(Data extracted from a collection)
----------------------------------------

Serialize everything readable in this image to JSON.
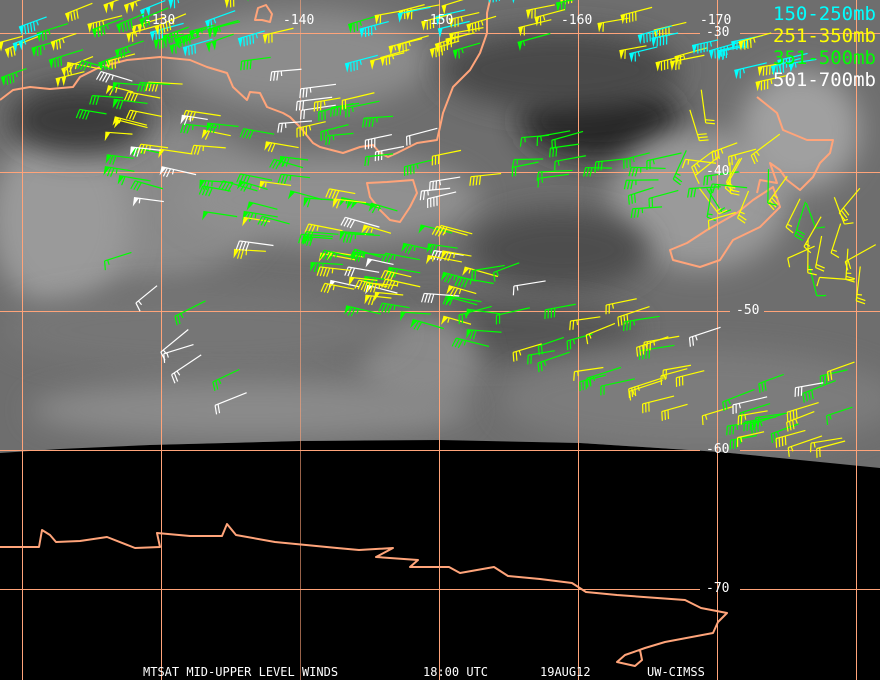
{
  "product": {
    "satellite": "MTSAT",
    "title": "MTSAT MID-UPPER LEVEL WINDS",
    "time": "18:00 UTC",
    "date": "19AUG12",
    "credit": "UW-CIMSS"
  },
  "grid": {
    "line_color": "#ffa47a",
    "longitude_labels": [
      "-130",
      "-140",
      "-150",
      "-160",
      "-170"
    ],
    "latitude_labels": [
      "-30",
      "-40",
      "-50",
      "-60",
      "-70"
    ]
  },
  "legend": [
    {
      "label": "150-250mb",
      "color": "#00ffff"
    },
    {
      "label": "251-350mb",
      "color": "#ffff00"
    },
    {
      "label": "351-500mb",
      "color": "#00ff00"
    },
    {
      "label": "501-700mb",
      "color": "#ffffff"
    }
  ],
  "coastline_color": "#ffa47a"
}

----------------------------------------

**AIM OF THE EXERCISE:** Reproduce the data verbatim. Do not carry any picture into the copy.

**EXERCISE OUTPUT:**
Serialize everything readable in this image to JSON.
{
  "product": {
    "satellite": "MTSAT",
    "title": "MTSAT MID-UPPER LEVEL WINDS",
    "time": "18:00 UTC",
    "date": "19AUG12",
    "credit": "UW-CIMSS"
  },
  "grid": {
    "line_color": "#ffa47a",
    "longitude_labels": [
      "-130",
      "-140",
      "-150",
      "-160",
      "-170"
    ],
    "latitude_labels": [
      "-30",
      "-40",
      "-50",
      "-60",
      "-70"
    ]
  },
  "legend": [
    {
      "label": "150-250mb",
      "color": "#00ffff"
    },
    {
      "label": "251-350mb",
      "color": "#ffff00"
    },
    {
      "label": "351-500mb",
      "color": "#00ff00"
    },
    {
      "label": "501-700mb",
      "color": "#ffffff"
    }
  ],
  "coastline_color": "#ffa47a"
}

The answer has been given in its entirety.